[start RECORDS SHOWN]

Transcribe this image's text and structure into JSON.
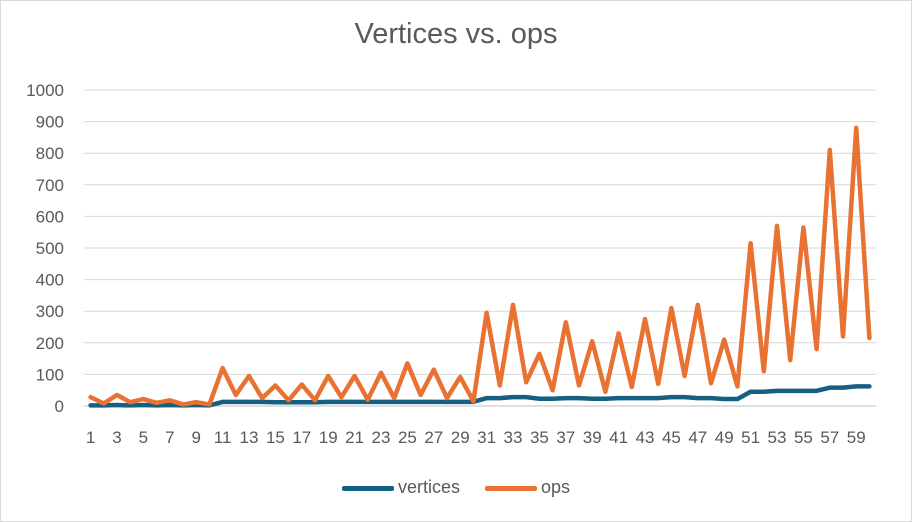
{
  "chart_data": {
    "type": "line",
    "title": "Vertices vs. ops",
    "xlabel": "",
    "ylabel": "",
    "ylim": [
      0,
      1000
    ],
    "y_ticks": [
      0,
      100,
      200,
      300,
      400,
      500,
      600,
      700,
      800,
      900,
      1000
    ],
    "x": [
      1,
      2,
      3,
      4,
      5,
      6,
      7,
      8,
      9,
      10,
      11,
      12,
      13,
      14,
      15,
      16,
      17,
      18,
      19,
      20,
      21,
      22,
      23,
      24,
      25,
      26,
      27,
      28,
      29,
      30,
      31,
      32,
      33,
      34,
      35,
      36,
      37,
      38,
      39,
      40,
      41,
      42,
      43,
      44,
      45,
      46,
      47,
      48,
      49,
      50,
      51,
      52,
      53,
      54,
      55,
      56,
      57,
      58,
      59,
      60
    ],
    "x_tick_labels": [
      "1",
      "3",
      "5",
      "7",
      "9",
      "11",
      "13",
      "15",
      "17",
      "19",
      "21",
      "23",
      "25",
      "27",
      "29",
      "31",
      "33",
      "35",
      "37",
      "39",
      "41",
      "43",
      "45",
      "47",
      "49",
      "51",
      "53",
      "55",
      "57",
      "59"
    ],
    "grid": true,
    "legend_position": "bottom",
    "series": [
      {
        "name": "vertices",
        "color": "#156082",
        "values": [
          2,
          2,
          3,
          2,
          3,
          2,
          3,
          2,
          3,
          2,
          13,
          13,
          13,
          13,
          12,
          12,
          12,
          12,
          13,
          13,
          13,
          13,
          13,
          13,
          13,
          13,
          13,
          13,
          13,
          13,
          25,
          25,
          28,
          28,
          23,
          23,
          25,
          25,
          23,
          23,
          25,
          25,
          25,
          25,
          28,
          28,
          25,
          25,
          22,
          22,
          45,
          45,
          48,
          48,
          48,
          48,
          58,
          58,
          62,
          62
        ]
      },
      {
        "name": "ops",
        "color": "#e97132",
        "values": [
          28,
          8,
          35,
          12,
          22,
          10,
          18,
          5,
          12,
          5,
          120,
          35,
          95,
          25,
          65,
          18,
          68,
          18,
          95,
          28,
          95,
          20,
          105,
          25,
          135,
          35,
          115,
          25,
          92,
          15,
          295,
          65,
          320,
          75,
          165,
          50,
          265,
          65,
          205,
          45,
          230,
          60,
          275,
          70,
          310,
          95,
          320,
          72,
          210,
          62,
          515,
          110,
          570,
          145,
          565,
          180,
          810,
          220,
          880,
          215
        ]
      }
    ]
  }
}
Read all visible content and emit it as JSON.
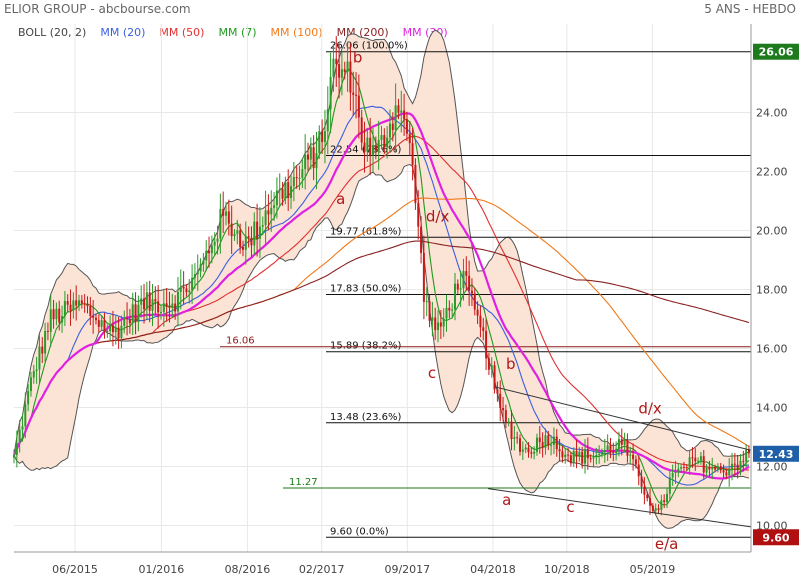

[end RECORDS SHOWN]

DIRECTIONS FOR THIS TASK
Write the material out again exactly as it appears, dropping the pictures.

FULL RESPONSE
Transcribe this image's text and structure into JSON.
{
  "chart_data": {
    "type": "line",
    "title": "Vertices vs. ops",
    "xlabel": "",
    "ylabel": "",
    "ylim": [
      0,
      1000
    ],
    "y_ticks": [
      0,
      100,
      200,
      300,
      400,
      500,
      600,
      700,
      800,
      900,
      1000
    ],
    "x": [
      1,
      2,
      3,
      4,
      5,
      6,
      7,
      8,
      9,
      10,
      11,
      12,
      13,
      14,
      15,
      16,
      17,
      18,
      19,
      20,
      21,
      22,
      23,
      24,
      25,
      26,
      27,
      28,
      29,
      30,
      31,
      32,
      33,
      34,
      35,
      36,
      37,
      38,
      39,
      40,
      41,
      42,
      43,
      44,
      45,
      46,
      47,
      48,
      49,
      50,
      51,
      52,
      53,
      54,
      55,
      56,
      57,
      58,
      59,
      60
    ],
    "x_tick_labels": [
      "1",
      "3",
      "5",
      "7",
      "9",
      "11",
      "13",
      "15",
      "17",
      "19",
      "21",
      "23",
      "25",
      "27",
      "29",
      "31",
      "33",
      "35",
      "37",
      "39",
      "41",
      "43",
      "45",
      "47",
      "49",
      "51",
      "53",
      "55",
      "57",
      "59"
    ],
    "grid": true,
    "legend_position": "bottom",
    "series": [
      {
        "name": "vertices",
        "color": "#156082",
        "values": [
          2,
          2,
          3,
          2,
          3,
          2,
          3,
          2,
          3,
          2,
          13,
          13,
          13,
          13,
          12,
          12,
          12,
          12,
          13,
          13,
          13,
          13,
          13,
          13,
          13,
          13,
          13,
          13,
          13,
          13,
          25,
          25,
          28,
          28,
          23,
          23,
          25,
          25,
          23,
          23,
          25,
          25,
          25,
          25,
          28,
          28,
          25,
          25,
          22,
          22,
          45,
          45,
          48,
          48,
          48,
          48,
          58,
          58,
          62,
          62
        ]
      },
      {
        "name": "ops",
        "color": "#e97132",
        "values": [
          28,
          8,
          35,
          12,
          22,
          10,
          18,
          5,
          12,
          5,
          120,
          35,
          95,
          25,
          65,
          18,
          68,
          18,
          95,
          28,
          95,
          20,
          105,
          25,
          135,
          35,
          115,
          25,
          92,
          15,
          295,
          65,
          320,
          75,
          165,
          50,
          265,
          65,
          205,
          45,
          230,
          60,
          275,
          70,
          310,
          95,
          320,
          72,
          210,
          62,
          515,
          110,
          570,
          145,
          565,
          180,
          810,
          220,
          880,
          215
        ]
      }
    ]
  }
}
Read all visible content and emit it as JSON.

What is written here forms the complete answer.